[Given request] Your task is to gather the lines below that hold the string "Dane".

[Collected data entries]
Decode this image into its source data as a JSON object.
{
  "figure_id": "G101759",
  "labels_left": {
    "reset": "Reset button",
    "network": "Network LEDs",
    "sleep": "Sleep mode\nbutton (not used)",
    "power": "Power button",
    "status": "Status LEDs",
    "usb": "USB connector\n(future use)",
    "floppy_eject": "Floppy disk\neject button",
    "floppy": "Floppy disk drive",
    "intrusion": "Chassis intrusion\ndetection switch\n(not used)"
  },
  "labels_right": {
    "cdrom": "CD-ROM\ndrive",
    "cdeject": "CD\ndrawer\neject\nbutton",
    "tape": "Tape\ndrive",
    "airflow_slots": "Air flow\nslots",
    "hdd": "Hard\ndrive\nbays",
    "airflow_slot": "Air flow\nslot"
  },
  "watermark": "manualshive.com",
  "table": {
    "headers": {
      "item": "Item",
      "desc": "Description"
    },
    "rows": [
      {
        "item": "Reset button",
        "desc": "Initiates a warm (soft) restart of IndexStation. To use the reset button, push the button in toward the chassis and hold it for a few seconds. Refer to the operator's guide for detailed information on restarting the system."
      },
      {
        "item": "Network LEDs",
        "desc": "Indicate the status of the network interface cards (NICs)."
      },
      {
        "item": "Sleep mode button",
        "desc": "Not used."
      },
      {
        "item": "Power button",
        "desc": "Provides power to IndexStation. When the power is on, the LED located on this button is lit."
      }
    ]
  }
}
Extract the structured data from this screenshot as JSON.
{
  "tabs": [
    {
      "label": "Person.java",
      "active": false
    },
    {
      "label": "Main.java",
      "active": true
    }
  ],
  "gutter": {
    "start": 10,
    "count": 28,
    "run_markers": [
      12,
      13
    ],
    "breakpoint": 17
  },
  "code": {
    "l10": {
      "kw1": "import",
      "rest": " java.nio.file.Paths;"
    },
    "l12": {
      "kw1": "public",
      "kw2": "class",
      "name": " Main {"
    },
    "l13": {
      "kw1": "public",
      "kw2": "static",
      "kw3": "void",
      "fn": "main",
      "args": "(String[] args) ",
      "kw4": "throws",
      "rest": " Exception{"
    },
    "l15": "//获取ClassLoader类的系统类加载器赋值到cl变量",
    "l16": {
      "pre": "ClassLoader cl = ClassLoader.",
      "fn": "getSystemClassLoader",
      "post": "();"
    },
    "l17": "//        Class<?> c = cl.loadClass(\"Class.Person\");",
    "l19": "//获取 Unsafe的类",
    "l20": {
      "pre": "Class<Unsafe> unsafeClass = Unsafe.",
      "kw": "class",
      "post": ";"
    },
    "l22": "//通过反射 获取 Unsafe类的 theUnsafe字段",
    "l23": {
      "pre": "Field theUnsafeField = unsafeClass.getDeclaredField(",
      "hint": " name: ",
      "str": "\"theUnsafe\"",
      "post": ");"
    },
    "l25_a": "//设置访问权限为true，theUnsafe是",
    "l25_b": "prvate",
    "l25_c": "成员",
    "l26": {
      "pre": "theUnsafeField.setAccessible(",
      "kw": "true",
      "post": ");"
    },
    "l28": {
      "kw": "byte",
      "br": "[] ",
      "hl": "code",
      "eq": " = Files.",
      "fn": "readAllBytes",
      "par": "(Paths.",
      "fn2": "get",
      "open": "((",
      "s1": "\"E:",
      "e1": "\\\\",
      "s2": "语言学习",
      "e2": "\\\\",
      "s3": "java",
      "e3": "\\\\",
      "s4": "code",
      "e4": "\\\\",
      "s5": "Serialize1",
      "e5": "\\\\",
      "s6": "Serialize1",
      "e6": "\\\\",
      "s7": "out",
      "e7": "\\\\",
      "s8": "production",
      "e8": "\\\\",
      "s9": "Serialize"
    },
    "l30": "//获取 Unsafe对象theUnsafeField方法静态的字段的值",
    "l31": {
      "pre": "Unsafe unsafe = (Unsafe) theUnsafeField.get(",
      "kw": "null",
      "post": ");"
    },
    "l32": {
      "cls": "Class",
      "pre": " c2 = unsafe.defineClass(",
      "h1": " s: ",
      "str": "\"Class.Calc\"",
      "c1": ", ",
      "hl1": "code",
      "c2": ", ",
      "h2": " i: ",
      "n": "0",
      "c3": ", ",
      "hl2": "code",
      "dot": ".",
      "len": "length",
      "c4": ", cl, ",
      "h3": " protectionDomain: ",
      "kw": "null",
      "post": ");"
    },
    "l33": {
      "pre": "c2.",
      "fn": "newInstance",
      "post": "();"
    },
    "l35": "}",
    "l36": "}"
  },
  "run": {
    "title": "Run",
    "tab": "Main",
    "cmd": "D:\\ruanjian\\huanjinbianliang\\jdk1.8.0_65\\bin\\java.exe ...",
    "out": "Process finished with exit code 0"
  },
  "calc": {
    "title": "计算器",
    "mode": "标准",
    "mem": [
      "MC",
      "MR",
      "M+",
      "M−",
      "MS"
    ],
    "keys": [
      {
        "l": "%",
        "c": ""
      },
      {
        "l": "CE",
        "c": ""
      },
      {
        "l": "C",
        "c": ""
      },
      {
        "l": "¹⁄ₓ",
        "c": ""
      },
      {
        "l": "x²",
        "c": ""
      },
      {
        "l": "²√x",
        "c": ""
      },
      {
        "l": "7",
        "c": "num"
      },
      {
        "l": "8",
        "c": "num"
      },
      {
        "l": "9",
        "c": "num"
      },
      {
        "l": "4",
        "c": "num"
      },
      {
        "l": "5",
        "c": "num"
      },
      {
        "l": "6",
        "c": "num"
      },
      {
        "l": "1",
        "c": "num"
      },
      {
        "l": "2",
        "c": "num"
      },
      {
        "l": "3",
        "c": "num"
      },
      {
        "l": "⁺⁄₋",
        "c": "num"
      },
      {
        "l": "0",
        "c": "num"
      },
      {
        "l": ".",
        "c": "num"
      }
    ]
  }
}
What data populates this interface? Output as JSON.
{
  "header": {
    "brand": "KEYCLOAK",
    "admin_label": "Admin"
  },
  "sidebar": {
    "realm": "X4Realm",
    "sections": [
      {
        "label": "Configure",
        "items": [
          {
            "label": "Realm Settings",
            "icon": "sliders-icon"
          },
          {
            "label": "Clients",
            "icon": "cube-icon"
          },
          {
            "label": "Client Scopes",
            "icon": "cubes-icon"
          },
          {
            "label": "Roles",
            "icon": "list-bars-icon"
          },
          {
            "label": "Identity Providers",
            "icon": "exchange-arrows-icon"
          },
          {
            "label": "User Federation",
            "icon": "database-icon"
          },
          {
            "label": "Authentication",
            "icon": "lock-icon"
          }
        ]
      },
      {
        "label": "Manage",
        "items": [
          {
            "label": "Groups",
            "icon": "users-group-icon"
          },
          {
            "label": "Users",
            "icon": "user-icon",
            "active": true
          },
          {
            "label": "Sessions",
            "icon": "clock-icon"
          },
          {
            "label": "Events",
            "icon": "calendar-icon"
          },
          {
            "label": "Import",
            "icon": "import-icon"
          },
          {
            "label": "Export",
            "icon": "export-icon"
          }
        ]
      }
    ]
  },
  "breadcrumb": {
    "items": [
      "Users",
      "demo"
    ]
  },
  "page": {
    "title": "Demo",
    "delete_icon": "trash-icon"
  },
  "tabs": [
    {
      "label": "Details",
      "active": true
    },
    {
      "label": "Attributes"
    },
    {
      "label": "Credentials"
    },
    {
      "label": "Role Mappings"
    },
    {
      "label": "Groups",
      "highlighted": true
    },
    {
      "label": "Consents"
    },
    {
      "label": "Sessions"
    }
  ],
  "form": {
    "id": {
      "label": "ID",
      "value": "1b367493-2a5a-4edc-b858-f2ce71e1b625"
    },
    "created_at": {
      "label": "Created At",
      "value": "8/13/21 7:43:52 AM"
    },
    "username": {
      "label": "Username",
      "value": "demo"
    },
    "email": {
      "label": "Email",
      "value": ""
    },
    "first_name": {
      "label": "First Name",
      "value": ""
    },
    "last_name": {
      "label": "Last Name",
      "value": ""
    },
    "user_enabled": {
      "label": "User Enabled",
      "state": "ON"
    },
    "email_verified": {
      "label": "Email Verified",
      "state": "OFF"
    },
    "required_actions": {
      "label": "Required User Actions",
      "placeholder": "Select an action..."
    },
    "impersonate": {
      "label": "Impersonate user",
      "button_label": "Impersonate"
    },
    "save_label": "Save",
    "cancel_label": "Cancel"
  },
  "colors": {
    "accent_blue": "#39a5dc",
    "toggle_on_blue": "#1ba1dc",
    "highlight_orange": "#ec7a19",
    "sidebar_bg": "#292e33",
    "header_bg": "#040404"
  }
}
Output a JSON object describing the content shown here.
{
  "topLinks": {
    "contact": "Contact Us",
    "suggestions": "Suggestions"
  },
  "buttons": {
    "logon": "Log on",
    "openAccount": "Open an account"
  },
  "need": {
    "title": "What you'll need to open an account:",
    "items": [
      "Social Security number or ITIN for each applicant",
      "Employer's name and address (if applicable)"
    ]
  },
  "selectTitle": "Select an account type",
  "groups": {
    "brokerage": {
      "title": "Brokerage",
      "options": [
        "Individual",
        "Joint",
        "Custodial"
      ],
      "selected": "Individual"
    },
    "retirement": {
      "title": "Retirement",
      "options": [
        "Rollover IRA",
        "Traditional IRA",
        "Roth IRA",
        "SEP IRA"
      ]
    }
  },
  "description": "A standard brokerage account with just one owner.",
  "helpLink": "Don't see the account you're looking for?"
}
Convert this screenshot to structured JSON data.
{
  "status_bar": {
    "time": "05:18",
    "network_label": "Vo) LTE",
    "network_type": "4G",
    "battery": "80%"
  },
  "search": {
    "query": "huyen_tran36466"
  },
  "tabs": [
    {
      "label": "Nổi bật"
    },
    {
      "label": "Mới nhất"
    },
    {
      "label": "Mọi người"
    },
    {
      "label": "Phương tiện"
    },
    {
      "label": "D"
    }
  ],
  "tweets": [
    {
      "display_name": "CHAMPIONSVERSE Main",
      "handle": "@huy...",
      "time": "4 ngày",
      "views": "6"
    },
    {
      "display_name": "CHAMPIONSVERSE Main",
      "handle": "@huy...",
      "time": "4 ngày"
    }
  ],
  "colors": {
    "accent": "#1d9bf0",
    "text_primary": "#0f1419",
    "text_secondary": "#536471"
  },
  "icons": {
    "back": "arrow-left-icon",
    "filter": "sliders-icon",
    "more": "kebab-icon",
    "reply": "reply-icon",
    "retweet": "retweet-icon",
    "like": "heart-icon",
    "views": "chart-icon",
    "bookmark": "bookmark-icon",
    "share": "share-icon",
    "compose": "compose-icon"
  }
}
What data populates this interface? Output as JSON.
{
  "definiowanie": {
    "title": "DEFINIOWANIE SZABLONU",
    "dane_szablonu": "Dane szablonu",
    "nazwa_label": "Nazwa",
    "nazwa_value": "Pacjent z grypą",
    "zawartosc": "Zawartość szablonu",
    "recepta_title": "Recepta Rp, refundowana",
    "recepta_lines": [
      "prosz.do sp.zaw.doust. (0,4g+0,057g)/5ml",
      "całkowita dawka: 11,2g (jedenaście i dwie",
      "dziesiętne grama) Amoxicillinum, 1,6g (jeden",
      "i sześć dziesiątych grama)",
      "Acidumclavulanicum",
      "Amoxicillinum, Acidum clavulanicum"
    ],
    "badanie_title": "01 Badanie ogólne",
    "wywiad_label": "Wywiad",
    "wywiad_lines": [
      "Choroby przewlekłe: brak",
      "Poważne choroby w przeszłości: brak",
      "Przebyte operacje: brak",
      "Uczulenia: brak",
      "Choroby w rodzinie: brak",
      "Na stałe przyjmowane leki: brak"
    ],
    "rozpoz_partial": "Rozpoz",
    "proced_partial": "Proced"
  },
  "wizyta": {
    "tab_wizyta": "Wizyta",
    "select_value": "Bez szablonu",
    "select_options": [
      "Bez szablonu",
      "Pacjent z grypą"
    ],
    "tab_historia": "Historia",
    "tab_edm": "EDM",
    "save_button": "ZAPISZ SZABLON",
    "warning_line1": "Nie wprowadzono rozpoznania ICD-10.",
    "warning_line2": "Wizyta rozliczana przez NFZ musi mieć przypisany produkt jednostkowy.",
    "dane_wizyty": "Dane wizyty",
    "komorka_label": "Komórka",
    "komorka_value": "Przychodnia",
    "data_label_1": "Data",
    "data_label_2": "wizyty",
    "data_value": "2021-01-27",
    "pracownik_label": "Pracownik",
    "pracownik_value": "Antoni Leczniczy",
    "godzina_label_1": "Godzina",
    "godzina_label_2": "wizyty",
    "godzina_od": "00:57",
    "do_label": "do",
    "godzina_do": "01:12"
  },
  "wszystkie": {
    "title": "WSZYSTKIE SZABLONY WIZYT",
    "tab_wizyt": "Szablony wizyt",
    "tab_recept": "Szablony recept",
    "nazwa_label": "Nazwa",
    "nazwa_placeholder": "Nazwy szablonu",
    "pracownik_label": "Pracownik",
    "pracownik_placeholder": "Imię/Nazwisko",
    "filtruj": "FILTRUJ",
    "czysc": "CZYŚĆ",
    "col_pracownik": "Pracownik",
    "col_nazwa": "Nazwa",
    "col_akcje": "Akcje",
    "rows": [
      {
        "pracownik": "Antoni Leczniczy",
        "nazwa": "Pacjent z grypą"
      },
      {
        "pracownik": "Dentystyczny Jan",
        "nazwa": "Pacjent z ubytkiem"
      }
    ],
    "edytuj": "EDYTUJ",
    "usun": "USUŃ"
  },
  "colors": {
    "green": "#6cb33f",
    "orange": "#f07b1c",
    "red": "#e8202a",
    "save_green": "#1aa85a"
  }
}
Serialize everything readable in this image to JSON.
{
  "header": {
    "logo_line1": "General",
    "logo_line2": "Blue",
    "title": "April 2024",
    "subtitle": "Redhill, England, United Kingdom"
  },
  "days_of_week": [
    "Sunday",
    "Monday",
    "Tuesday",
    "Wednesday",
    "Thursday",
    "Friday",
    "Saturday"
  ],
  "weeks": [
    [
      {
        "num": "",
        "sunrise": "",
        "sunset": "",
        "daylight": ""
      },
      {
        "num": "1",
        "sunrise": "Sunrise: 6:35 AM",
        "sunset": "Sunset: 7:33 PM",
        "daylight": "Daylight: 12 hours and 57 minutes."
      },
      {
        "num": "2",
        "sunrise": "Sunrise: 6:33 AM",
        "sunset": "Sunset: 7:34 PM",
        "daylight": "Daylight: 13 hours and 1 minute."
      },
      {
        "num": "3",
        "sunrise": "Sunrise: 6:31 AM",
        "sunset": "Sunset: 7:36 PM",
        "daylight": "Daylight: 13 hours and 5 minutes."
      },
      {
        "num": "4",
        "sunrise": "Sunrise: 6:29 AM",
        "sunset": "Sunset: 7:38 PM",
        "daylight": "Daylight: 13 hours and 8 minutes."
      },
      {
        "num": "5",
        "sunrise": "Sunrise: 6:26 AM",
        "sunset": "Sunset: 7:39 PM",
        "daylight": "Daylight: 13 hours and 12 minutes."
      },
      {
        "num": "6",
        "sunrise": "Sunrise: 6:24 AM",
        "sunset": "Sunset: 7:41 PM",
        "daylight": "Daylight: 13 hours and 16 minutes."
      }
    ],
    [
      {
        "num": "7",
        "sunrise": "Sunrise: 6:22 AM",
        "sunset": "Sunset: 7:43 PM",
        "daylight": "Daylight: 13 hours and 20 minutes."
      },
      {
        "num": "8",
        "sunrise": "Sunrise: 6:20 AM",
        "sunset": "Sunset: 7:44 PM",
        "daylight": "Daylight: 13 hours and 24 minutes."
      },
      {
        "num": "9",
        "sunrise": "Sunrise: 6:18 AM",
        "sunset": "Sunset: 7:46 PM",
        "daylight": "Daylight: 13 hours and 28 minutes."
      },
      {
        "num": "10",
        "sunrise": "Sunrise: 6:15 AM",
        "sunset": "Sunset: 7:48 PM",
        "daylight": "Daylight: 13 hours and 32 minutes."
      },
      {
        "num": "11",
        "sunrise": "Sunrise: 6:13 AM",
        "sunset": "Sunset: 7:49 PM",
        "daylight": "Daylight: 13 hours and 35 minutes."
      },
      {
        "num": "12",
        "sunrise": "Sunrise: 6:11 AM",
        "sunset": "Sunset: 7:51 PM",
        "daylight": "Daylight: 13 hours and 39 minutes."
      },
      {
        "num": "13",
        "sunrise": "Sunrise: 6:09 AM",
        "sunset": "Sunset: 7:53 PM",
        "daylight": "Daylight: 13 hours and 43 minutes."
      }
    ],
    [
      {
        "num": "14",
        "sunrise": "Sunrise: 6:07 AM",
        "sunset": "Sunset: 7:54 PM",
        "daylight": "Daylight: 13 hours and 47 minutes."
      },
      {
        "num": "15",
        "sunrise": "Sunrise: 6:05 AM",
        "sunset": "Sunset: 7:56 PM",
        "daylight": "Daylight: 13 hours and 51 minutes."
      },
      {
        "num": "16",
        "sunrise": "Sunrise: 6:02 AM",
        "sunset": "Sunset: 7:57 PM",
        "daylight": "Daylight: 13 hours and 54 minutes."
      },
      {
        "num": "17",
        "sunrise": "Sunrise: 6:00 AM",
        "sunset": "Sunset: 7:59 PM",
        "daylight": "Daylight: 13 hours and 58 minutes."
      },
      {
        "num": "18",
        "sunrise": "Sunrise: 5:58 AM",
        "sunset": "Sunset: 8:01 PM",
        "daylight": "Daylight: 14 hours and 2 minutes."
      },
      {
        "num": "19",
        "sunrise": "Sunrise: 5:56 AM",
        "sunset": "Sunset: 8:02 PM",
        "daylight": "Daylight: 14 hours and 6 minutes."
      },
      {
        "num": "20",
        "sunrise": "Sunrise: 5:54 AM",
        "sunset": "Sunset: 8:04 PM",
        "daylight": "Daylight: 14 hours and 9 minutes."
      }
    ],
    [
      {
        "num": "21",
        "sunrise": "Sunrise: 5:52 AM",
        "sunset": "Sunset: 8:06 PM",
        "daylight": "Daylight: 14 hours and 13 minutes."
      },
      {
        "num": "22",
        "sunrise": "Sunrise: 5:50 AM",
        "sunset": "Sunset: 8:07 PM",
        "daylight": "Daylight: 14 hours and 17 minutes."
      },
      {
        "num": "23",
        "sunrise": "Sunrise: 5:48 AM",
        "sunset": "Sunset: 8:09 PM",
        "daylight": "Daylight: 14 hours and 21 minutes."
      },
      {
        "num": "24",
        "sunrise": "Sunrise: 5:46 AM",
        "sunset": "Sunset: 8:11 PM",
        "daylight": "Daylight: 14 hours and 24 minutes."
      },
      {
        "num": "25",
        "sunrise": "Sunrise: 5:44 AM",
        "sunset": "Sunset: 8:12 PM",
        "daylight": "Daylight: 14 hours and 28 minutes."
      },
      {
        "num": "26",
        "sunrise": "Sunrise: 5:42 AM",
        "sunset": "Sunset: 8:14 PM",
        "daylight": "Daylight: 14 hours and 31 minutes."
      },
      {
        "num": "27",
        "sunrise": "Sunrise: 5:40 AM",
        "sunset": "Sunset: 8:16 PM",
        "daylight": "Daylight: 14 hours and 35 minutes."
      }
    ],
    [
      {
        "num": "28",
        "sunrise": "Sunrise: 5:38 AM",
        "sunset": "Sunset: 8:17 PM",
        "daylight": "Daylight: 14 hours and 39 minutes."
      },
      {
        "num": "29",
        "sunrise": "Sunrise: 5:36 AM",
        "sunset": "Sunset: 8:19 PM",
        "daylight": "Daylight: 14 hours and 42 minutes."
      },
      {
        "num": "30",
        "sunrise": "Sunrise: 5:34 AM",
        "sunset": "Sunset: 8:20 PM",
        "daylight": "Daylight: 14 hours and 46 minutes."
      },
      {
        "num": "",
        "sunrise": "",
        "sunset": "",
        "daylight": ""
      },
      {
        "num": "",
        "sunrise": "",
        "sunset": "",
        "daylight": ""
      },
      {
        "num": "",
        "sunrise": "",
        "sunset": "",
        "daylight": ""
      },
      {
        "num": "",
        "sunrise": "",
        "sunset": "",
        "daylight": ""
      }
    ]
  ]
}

[Result of this task]
    "dane_szablonu": "Dane szablonu",
    "dane_wizyty": "Dane wizyty",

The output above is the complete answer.